> What you will do
Copy out the listing in full, exactly as written, but not its pictures.

> Provided entries
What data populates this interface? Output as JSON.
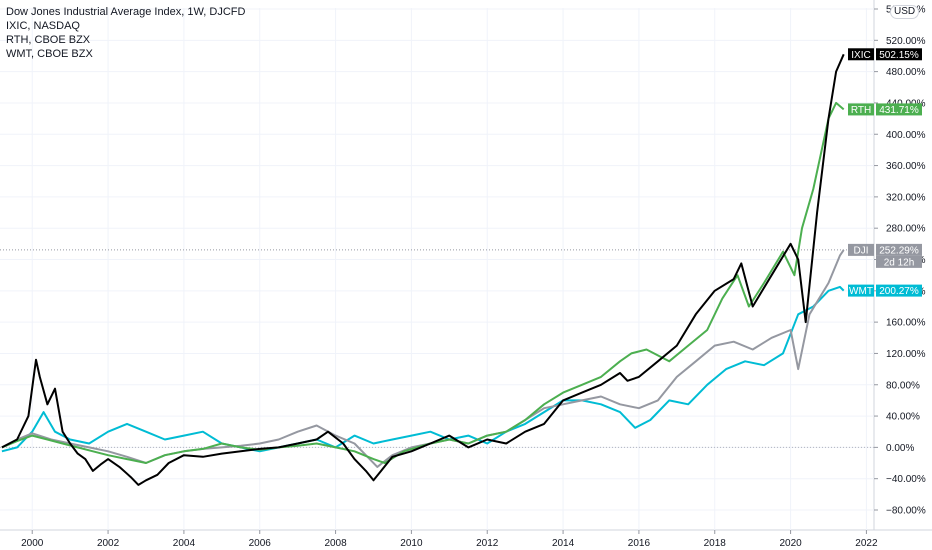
{
  "legend": {
    "title": "Dow Jones Industrial Average Index, 1W, DJCFD",
    "items": [
      "IXIC, NASDAQ",
      "RTH, CBOE BZX",
      "WMT, CBOE BZX"
    ]
  },
  "currency_badge": "USD",
  "countdown": "2d 12h",
  "chart_data": {
    "type": "line",
    "y_unit": "%",
    "ylim": [
      -100,
      560
    ],
    "y_ticks": [
      "560.00%",
      "520.00%",
      "480.00%",
      "440.00%",
      "400.00%",
      "360.00%",
      "320.00%",
      "280.00%",
      "240.00%",
      "200.00%",
      "160.00%",
      "120.00%",
      "80.00%",
      "40.00%",
      "0.00%",
      "−40.00%",
      "−80.00%"
    ],
    "y_tick_values": [
      560,
      520,
      480,
      440,
      400,
      360,
      320,
      280,
      240,
      200,
      160,
      120,
      80,
      40,
      0,
      -40,
      -80
    ],
    "x_ticks": [
      "2000",
      "2002",
      "2004",
      "2006",
      "2008",
      "2010",
      "2012",
      "2014",
      "2016",
      "2018",
      "2020",
      "2022"
    ],
    "x_tick_values": [
      2000,
      2002,
      2004,
      2006,
      2008,
      2010,
      2012,
      2014,
      2016,
      2018,
      2020,
      2022
    ],
    "xlim": [
      1999.15,
      2022.2
    ],
    "grid": true,
    "zero_line": true,
    "series": [
      {
        "name": "IXIC",
        "color": "#000000",
        "last_label": "502.15%",
        "last_value": 502.15,
        "x": [
          1999.2,
          1999.6,
          1999.9,
          2000.1,
          2000.2,
          2000.4,
          2000.6,
          2000.8,
          2001.0,
          2001.2,
          2001.4,
          2001.6,
          2001.8,
          2002.0,
          2002.3,
          2002.6,
          2002.8,
          2003.0,
          2003.3,
          2003.6,
          2004.0,
          2004.5,
          2005.0,
          2005.5,
          2006.0,
          2006.5,
          2007.0,
          2007.5,
          2007.8,
          2008.2,
          2008.5,
          2008.8,
          2009.0,
          2009.2,
          2009.5,
          2010.0,
          2010.5,
          2011.0,
          2011.5,
          2012.0,
          2012.5,
          2013.0,
          2013.5,
          2014.0,
          2014.5,
          2015.0,
          2015.5,
          2015.7,
          2016.0,
          2016.5,
          2017.0,
          2017.5,
          2018.0,
          2018.5,
          2018.7,
          2019.0,
          2019.5,
          2020.0,
          2020.2,
          2020.4,
          2020.7,
          2021.0,
          2021.2,
          2021.4
        ],
        "y": [
          0,
          10,
          40,
          112,
          90,
          55,
          75,
          20,
          5,
          -8,
          -15,
          -30,
          -22,
          -15,
          -25,
          -38,
          -48,
          -42,
          -35,
          -20,
          -10,
          -12,
          -8,
          -5,
          -2,
          0,
          5,
          10,
          20,
          5,
          -15,
          -30,
          -42,
          -30,
          -12,
          -5,
          5,
          15,
          0,
          10,
          5,
          20,
          30,
          60,
          70,
          80,
          95,
          85,
          90,
          110,
          130,
          170,
          200,
          215,
          235,
          180,
          220,
          260,
          240,
          160,
          300,
          420,
          480,
          502.15
        ]
      },
      {
        "name": "RTH",
        "color": "#4caf50",
        "last_label": "431.71%",
        "last_value": 431.71,
        "x": [
          1999.2,
          1999.6,
          2000.0,
          2000.4,
          2000.8,
          2001.2,
          2001.6,
          2002.0,
          2002.5,
          2003.0,
          2003.5,
          2004.0,
          2004.5,
          2005.0,
          2005.5,
          2006.0,
          2006.5,
          2007.0,
          2007.5,
          2008.0,
          2008.5,
          2009.0,
          2009.3,
          2009.8,
          2010.5,
          2011.0,
          2011.5,
          2012.0,
          2012.5,
          2013.0,
          2013.5,
          2014.0,
          2014.5,
          2015.0,
          2015.5,
          2015.8,
          2016.2,
          2016.8,
          2017.3,
          2017.8,
          2018.2,
          2018.6,
          2018.9,
          2019.3,
          2019.8,
          2020.1,
          2020.3,
          2020.6,
          2021.0,
          2021.2,
          2021.4
        ],
        "y": [
          0,
          8,
          15,
          10,
          5,
          0,
          -5,
          -10,
          -15,
          -20,
          -10,
          -5,
          -2,
          5,
          0,
          -3,
          0,
          2,
          5,
          0,
          -5,
          -15,
          -20,
          -5,
          5,
          10,
          5,
          15,
          20,
          35,
          55,
          70,
          80,
          90,
          110,
          120,
          125,
          110,
          130,
          150,
          190,
          220,
          180,
          210,
          250,
          220,
          280,
          330,
          420,
          440,
          431.71
        ]
      },
      {
        "name": "DJI",
        "color": "#9598a1",
        "last_label": "252.29%",
        "last_value": 252.29,
        "x": [
          1999.2,
          1999.6,
          2000.0,
          2000.5,
          2001.0,
          2001.5,
          2002.0,
          2002.5,
          2003.0,
          2003.5,
          2004.0,
          2004.5,
          2005.0,
          2005.5,
          2006.0,
          2006.5,
          2007.0,
          2007.5,
          2008.0,
          2008.5,
          2008.8,
          2009.1,
          2009.5,
          2010.0,
          2010.5,
          2011.0,
          2011.5,
          2012.0,
          2012.5,
          2013.0,
          2013.5,
          2014.0,
          2014.5,
          2015.0,
          2015.5,
          2016.0,
          2016.5,
          2017.0,
          2017.5,
          2018.0,
          2018.5,
          2019.0,
          2019.5,
          2020.0,
          2020.2,
          2020.5,
          2021.0,
          2021.3,
          2021.4
        ],
        "y": [
          0,
          10,
          18,
          10,
          5,
          0,
          -5,
          -12,
          -20,
          -10,
          -5,
          -2,
          0,
          2,
          5,
          10,
          20,
          28,
          15,
          5,
          -10,
          -25,
          -10,
          0,
          5,
          10,
          5,
          15,
          20,
          35,
          50,
          55,
          60,
          65,
          55,
          50,
          60,
          90,
          110,
          130,
          135,
          125,
          140,
          150,
          100,
          170,
          210,
          245,
          252.29
        ]
      },
      {
        "name": "WMT",
        "color": "#00bcd4",
        "last_label": "200.27%",
        "last_value": 200.27,
        "x": [
          1999.2,
          1999.6,
          2000.0,
          2000.3,
          2000.6,
          2001.0,
          2001.5,
          2002.0,
          2002.5,
          2003.0,
          2003.5,
          2004.0,
          2004.5,
          2005.0,
          2005.5,
          2006.0,
          2006.5,
          2007.0,
          2007.5,
          2008.0,
          2008.5,
          2009.0,
          2009.5,
          2010.0,
          2010.5,
          2011.0,
          2011.5,
          2012.0,
          2012.5,
          2013.0,
          2013.5,
          2014.0,
          2014.5,
          2015.0,
          2015.5,
          2015.9,
          2016.3,
          2016.8,
          2017.3,
          2017.8,
          2018.3,
          2018.8,
          2019.3,
          2019.8,
          2020.2,
          2020.6,
          2021.0,
          2021.3,
          2021.4
        ],
        "y": [
          -5,
          0,
          20,
          45,
          20,
          10,
          5,
          20,
          30,
          20,
          10,
          15,
          20,
          5,
          0,
          -5,
          0,
          5,
          10,
          0,
          15,
          5,
          10,
          15,
          20,
          10,
          15,
          5,
          20,
          30,
          45,
          60,
          60,
          55,
          45,
          25,
          35,
          60,
          55,
          80,
          100,
          110,
          105,
          120,
          170,
          180,
          200,
          205,
          200.27
        ]
      }
    ]
  }
}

> Expected output
What data populates this interface? Output as JSON.
{
  "legend": {
    "title": "Dow Jones Industrial Average Index, 1W, DJCFD",
    "items": [
      "IXIC, NASDAQ",
      "RTH, CBOE BZX",
      "WMT, CBOE BZX"
    ]
  },
  "currency_badge": "USD",
  "countdown": "2d 12h",
  "chart_data": {
    "type": "line",
    "y_unit": "%",
    "ylim": [
      -100,
      560
    ],
    "y_ticks": [
      "560.00%",
      "520.00%",
      "480.00%",
      "440.00%",
      "400.00%",
      "360.00%",
      "320.00%",
      "280.00%",
      "240.00%",
      "200.00%",
      "160.00%",
      "120.00%",
      "80.00%",
      "40.00%",
      "0.00%",
      "−40.00%",
      "−80.00%"
    ],
    "y_tick_values": [
      560,
      520,
      480,
      440,
      400,
      360,
      320,
      280,
      240,
      200,
      160,
      120,
      80,
      40,
      0,
      -40,
      -80
    ],
    "x_ticks": [
      "2000",
      "2002",
      "2004",
      "2006",
      "2008",
      "2010",
      "2012",
      "2014",
      "2016",
      "2018",
      "2020",
      "2022"
    ],
    "x_tick_values": [
      2000,
      2002,
      2004,
      2006,
      2008,
      2010,
      2012,
      2014,
      2016,
      2018,
      2020,
      2022
    ],
    "xlim": [
      1999.15,
      2022.2
    ],
    "grid": true,
    "zero_line": true,
    "series": [
      {
        "name": "IXIC",
        "color": "#000000",
        "last_label": "502.15%",
        "last_value": 502.15,
        "x": [
          1999.2,
          1999.6,
          1999.9,
          2000.1,
          2000.2,
          2000.4,
          2000.6,
          2000.8,
          2001.0,
          2001.2,
          2001.4,
          2001.6,
          2001.8,
          2002.0,
          2002.3,
          2002.6,
          2002.8,
          2003.0,
          2003.3,
          2003.6,
          2004.0,
          2004.5,
          2005.0,
          2005.5,
          2006.0,
          2006.5,
          2007.0,
          2007.5,
          2007.8,
          2008.2,
          2008.5,
          2008.8,
          2009.0,
          2009.2,
          2009.5,
          2010.0,
          2010.5,
          2011.0,
          2011.5,
          2012.0,
          2012.5,
          2013.0,
          2013.5,
          2014.0,
          2014.5,
          2015.0,
          2015.5,
          2015.7,
          2016.0,
          2016.5,
          2017.0,
          2017.5,
          2018.0,
          2018.5,
          2018.7,
          2019.0,
          2019.5,
          2020.0,
          2020.2,
          2020.4,
          2020.7,
          2021.0,
          2021.2,
          2021.4
        ],
        "y": [
          0,
          10,
          40,
          112,
          90,
          55,
          75,
          20,
          5,
          -8,
          -15,
          -30,
          -22,
          -15,
          -25,
          -38,
          -48,
          -42,
          -35,
          -20,
          -10,
          -12,
          -8,
          -5,
          -2,
          0,
          5,
          10,
          20,
          5,
          -15,
          -30,
          -42,
          -30,
          -12,
          -5,
          5,
          15,
          0,
          10,
          5,
          20,
          30,
          60,
          70,
          80,
          95,
          85,
          90,
          110,
          130,
          170,
          200,
          215,
          235,
          180,
          220,
          260,
          240,
          160,
          300,
          420,
          480,
          502.15
        ]
      },
      {
        "name": "RTH",
        "color": "#4caf50",
        "last_label": "431.71%",
        "last_value": 431.71,
        "x": [
          1999.2,
          1999.6,
          2000.0,
          2000.4,
          2000.8,
          2001.2,
          2001.6,
          2002.0,
          2002.5,
          2003.0,
          2003.5,
          2004.0,
          2004.5,
          2005.0,
          2005.5,
          2006.0,
          2006.5,
          2007.0,
          2007.5,
          2008.0,
          2008.5,
          2009.0,
          2009.3,
          2009.8,
          2010.5,
          2011.0,
          2011.5,
          2012.0,
          2012.5,
          2013.0,
          2013.5,
          2014.0,
          2014.5,
          2015.0,
          2015.5,
          2015.8,
          2016.2,
          2016.8,
          2017.3,
          2017.8,
          2018.2,
          2018.6,
          2018.9,
          2019.3,
          2019.8,
          2020.1,
          2020.3,
          2020.6,
          2021.0,
          2021.2,
          2021.4
        ],
        "y": [
          0,
          8,
          15,
          10,
          5,
          0,
          -5,
          -10,
          -15,
          -20,
          -10,
          -5,
          -2,
          5,
          0,
          -3,
          0,
          2,
          5,
          0,
          -5,
          -15,
          -20,
          -5,
          5,
          10,
          5,
          15,
          20,
          35,
          55,
          70,
          80,
          90,
          110,
          120,
          125,
          110,
          130,
          150,
          190,
          220,
          180,
          210,
          250,
          220,
          280,
          330,
          420,
          440,
          431.71
        ]
      },
      {
        "name": "DJI",
        "color": "#9598a1",
        "last_label": "252.29%",
        "last_value": 252.29,
        "x": [
          1999.2,
          1999.6,
          2000.0,
          2000.5,
          2001.0,
          2001.5,
          2002.0,
          2002.5,
          2003.0,
          2003.5,
          2004.0,
          2004.5,
          2005.0,
          2005.5,
          2006.0,
          2006.5,
          2007.0,
          2007.5,
          2008.0,
          2008.5,
          2008.8,
          2009.1,
          2009.5,
          2010.0,
          2010.5,
          2011.0,
          2011.5,
          2012.0,
          2012.5,
          2013.0,
          2013.5,
          2014.0,
          2014.5,
          2015.0,
          2015.5,
          2016.0,
          2016.5,
          2017.0,
          2017.5,
          2018.0,
          2018.5,
          2019.0,
          2019.5,
          2020.0,
          2020.2,
          2020.5,
          2021.0,
          2021.3,
          2021.4
        ],
        "y": [
          0,
          10,
          18,
          10,
          5,
          0,
          -5,
          -12,
          -20,
          -10,
          -5,
          -2,
          0,
          2,
          5,
          10,
          20,
          28,
          15,
          5,
          -10,
          -25,
          -10,
          0,
          5,
          10,
          5,
          15,
          20,
          35,
          50,
          55,
          60,
          65,
          55,
          50,
          60,
          90,
          110,
          130,
          135,
          125,
          140,
          150,
          100,
          170,
          210,
          245,
          252.29
        ]
      },
      {
        "name": "WMT",
        "color": "#00bcd4",
        "last_label": "200.27%",
        "last_value": 200.27,
        "x": [
          1999.2,
          1999.6,
          2000.0,
          2000.3,
          2000.6,
          2001.0,
          2001.5,
          2002.0,
          2002.5,
          2003.0,
          2003.5,
          2004.0,
          2004.5,
          2005.0,
          2005.5,
          2006.0,
          2006.5,
          2007.0,
          2007.5,
          2008.0,
          2008.5,
          2009.0,
          2009.5,
          2010.0,
          2010.5,
          2011.0,
          2011.5,
          2012.0,
          2012.5,
          2013.0,
          2013.5,
          2014.0,
          2014.5,
          2015.0,
          2015.5,
          2015.9,
          2016.3,
          2016.8,
          2017.3,
          2017.8,
          2018.3,
          2018.8,
          2019.3,
          2019.8,
          2020.2,
          2020.6,
          2021.0,
          2021.3,
          2021.4
        ],
        "y": [
          -5,
          0,
          20,
          45,
          20,
          10,
          5,
          20,
          30,
          20,
          10,
          15,
          20,
          5,
          0,
          -5,
          0,
          5,
          10,
          0,
          15,
          5,
          10,
          15,
          20,
          10,
          15,
          5,
          20,
          30,
          45,
          60,
          60,
          55,
          45,
          25,
          35,
          60,
          55,
          80,
          100,
          110,
          105,
          120,
          170,
          180,
          200,
          205,
          200.27
        ]
      }
    ]
  }
}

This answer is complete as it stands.